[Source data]
◆ ◆ ◆ ◆ ◆ ◆ ◆
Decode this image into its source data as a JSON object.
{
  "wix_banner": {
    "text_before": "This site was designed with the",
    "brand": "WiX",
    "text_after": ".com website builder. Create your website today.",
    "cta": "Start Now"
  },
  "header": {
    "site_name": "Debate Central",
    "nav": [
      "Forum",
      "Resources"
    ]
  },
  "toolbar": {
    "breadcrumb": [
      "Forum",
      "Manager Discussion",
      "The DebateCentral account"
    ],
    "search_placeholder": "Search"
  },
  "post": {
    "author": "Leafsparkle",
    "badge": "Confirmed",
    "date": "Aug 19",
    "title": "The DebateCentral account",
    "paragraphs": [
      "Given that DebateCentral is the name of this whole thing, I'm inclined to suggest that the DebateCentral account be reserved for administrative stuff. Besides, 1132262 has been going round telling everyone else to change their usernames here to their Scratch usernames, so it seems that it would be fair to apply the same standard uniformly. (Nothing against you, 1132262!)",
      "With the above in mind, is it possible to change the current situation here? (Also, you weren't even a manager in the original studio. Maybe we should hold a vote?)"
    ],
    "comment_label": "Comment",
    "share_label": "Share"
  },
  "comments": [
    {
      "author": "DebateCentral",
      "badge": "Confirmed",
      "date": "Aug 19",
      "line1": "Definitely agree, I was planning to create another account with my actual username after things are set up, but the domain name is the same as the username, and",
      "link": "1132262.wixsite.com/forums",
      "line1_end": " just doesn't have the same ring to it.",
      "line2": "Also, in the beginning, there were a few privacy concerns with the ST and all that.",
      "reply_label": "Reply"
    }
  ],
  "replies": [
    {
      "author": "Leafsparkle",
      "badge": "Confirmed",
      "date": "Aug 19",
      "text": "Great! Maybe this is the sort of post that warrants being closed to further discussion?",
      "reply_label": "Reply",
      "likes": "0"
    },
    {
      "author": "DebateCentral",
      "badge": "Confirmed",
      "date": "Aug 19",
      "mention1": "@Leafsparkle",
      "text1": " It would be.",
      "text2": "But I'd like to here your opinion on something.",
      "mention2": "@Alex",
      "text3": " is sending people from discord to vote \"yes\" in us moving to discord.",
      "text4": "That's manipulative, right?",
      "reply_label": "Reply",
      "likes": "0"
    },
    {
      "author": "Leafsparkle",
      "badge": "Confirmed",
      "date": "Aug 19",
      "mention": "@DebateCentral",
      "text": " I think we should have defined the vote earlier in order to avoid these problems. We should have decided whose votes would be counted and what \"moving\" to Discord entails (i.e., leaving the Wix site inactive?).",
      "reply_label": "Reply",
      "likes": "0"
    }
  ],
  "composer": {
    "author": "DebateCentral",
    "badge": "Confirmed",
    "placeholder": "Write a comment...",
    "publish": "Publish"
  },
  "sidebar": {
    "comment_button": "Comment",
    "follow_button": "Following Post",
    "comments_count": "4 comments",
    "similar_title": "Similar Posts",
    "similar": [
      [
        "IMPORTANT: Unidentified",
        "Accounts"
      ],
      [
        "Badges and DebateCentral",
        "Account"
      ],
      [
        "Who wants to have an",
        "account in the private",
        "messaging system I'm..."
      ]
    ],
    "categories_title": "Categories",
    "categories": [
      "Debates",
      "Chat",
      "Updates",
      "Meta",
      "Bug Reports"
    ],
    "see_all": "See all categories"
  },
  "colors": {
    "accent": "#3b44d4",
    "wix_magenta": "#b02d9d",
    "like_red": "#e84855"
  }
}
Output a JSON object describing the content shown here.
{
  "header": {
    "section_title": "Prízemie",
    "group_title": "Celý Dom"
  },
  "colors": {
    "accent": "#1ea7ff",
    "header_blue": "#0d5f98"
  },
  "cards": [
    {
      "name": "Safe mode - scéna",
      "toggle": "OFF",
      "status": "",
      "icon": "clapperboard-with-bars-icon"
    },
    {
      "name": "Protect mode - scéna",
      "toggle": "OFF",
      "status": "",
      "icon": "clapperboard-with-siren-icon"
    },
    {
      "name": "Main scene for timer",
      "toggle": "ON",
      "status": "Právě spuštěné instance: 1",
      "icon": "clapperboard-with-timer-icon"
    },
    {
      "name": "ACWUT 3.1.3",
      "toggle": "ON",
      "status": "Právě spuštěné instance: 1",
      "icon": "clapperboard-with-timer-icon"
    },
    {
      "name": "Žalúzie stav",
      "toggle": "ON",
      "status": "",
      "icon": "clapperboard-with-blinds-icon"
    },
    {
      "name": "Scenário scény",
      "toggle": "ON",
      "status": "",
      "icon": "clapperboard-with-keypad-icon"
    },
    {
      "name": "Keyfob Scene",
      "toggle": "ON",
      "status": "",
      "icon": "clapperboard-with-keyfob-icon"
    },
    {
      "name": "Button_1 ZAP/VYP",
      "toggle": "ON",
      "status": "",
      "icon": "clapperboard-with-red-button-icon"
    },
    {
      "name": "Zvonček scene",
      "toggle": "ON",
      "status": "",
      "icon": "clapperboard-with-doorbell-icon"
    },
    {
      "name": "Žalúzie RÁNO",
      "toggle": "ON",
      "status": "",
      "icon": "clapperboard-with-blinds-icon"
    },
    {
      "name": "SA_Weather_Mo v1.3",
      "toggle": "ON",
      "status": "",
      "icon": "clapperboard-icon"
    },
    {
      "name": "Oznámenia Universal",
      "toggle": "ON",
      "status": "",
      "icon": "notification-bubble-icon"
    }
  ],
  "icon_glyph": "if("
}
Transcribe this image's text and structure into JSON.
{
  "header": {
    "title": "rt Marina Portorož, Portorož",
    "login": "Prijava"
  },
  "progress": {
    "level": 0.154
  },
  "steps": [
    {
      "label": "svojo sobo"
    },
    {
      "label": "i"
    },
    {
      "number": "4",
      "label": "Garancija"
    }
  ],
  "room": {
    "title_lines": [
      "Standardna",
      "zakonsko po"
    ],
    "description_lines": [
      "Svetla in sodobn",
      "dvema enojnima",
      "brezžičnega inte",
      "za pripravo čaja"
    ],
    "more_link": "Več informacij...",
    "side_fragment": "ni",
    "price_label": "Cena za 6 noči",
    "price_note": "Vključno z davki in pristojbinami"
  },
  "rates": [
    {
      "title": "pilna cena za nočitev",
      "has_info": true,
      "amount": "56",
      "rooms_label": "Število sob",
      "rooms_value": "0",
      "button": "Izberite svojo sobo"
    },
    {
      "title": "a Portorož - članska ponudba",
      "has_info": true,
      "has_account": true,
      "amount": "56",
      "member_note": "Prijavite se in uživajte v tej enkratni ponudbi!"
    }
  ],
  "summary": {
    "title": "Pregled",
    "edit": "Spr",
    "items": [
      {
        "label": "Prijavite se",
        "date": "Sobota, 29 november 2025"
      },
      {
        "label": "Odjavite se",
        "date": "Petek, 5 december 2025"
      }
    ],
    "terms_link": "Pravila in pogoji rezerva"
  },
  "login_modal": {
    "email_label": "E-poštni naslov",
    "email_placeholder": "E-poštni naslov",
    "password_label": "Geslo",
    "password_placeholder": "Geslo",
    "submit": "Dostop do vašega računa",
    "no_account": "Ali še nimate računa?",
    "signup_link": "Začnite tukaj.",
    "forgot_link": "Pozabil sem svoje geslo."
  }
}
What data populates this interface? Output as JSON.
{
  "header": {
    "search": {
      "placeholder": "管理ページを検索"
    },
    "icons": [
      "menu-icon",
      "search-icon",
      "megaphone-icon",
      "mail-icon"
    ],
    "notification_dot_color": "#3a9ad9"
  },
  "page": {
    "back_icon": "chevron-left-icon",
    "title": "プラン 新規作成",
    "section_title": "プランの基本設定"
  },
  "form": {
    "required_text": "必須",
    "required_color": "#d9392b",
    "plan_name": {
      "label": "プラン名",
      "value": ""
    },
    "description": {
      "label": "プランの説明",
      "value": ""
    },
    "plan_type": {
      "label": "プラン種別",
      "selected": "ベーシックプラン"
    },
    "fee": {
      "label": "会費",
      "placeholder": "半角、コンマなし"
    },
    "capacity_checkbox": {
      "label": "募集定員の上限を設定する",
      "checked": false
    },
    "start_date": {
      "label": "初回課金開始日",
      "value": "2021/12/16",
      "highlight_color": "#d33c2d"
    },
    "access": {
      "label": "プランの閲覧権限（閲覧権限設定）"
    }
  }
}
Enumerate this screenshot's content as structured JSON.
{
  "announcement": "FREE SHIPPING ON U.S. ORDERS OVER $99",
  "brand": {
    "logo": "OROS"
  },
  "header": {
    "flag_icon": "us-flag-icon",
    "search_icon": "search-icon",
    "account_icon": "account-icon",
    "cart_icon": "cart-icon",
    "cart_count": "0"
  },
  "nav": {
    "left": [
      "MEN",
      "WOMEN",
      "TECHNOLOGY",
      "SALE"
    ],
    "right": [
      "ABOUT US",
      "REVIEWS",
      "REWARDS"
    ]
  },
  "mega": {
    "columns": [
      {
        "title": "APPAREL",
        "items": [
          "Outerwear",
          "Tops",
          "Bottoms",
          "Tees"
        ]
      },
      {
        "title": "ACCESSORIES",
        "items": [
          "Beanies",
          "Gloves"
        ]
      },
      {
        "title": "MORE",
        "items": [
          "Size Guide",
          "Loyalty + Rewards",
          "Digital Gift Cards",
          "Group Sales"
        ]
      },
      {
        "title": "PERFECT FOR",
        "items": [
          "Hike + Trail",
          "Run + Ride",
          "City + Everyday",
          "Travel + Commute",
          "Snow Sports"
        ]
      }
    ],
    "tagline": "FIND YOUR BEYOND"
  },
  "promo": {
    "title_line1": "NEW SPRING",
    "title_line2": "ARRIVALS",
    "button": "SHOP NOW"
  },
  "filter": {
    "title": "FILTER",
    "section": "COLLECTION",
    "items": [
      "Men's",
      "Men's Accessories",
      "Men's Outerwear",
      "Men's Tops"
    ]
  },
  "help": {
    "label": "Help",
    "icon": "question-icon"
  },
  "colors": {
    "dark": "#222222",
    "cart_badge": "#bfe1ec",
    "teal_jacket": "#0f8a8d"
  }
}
◆ ◆ ◆ ◆ ◆ ◆ ◆
#### [OBJECTIVE]
What is the number of lines that hold the string "Maybe"? Give it alone.

#### [PROBLEM SOLUTION]
2